**Extracted information**

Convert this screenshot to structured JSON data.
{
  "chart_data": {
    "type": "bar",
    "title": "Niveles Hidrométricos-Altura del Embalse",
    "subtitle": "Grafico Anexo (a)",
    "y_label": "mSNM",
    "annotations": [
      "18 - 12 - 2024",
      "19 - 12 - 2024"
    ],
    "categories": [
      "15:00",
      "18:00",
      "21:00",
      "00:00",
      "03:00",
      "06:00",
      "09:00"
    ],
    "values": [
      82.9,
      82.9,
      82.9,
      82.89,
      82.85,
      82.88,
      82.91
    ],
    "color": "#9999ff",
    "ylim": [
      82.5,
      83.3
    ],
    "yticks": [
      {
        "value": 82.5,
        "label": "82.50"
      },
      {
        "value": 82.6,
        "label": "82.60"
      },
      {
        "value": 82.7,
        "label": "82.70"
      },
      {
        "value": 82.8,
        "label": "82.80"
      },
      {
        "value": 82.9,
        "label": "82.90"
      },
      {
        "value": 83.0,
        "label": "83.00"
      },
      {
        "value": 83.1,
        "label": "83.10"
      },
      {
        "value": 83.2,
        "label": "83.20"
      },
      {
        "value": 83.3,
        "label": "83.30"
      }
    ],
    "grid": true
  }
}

**Task objective**
Output each record precisely as given.

**Right answer**
Convert this screenshot to structured JSON data.
{
  "chart_data": {
    "type": "bar",
    "title": "Niveles Hidrométricos-Altura del Embalse",
    "subtitle": "Grafico Anexo (a)",
    "y_label": "mSNM",
    "annotations": [
      "18 - 12 - 2024",
      "19 - 12 - 2024"
    ],
    "categories": [
      "15:00",
      "18:00",
      "21:00",
      "00:00",
      "03:00",
      "06:00",
      "09:00"
    ],
    "values": [
      82.9,
      82.9,
      82.9,
      82.89,
      82.85,
      82.88,
      82.91
    ],
    "color": "#9999ff",
    "ylim": [
      82.5,
      83.3
    ],
    "yticks": [
      {
        "value": 82.5,
        "label": "82.50"
      },
      {
        "value": 82.6,
        "label": "82.60"
      },
      {
        "value": 82.7,
        "label": "82.70"
      },
      {
        "value": 82.8,
        "label": "82.80"
      },
      {
        "value": 82.9,
        "label": "82.90"
      },
      {
        "value": 83.0,
        "label": "83.00"
      },
      {
        "value": 83.1,
        "label": "83.10"
      },
      {
        "value": 83.2,
        "label": "83.20"
      },
      {
        "value": 83.3,
        "label": "83.30"
      }
    ],
    "grid": true
  }
}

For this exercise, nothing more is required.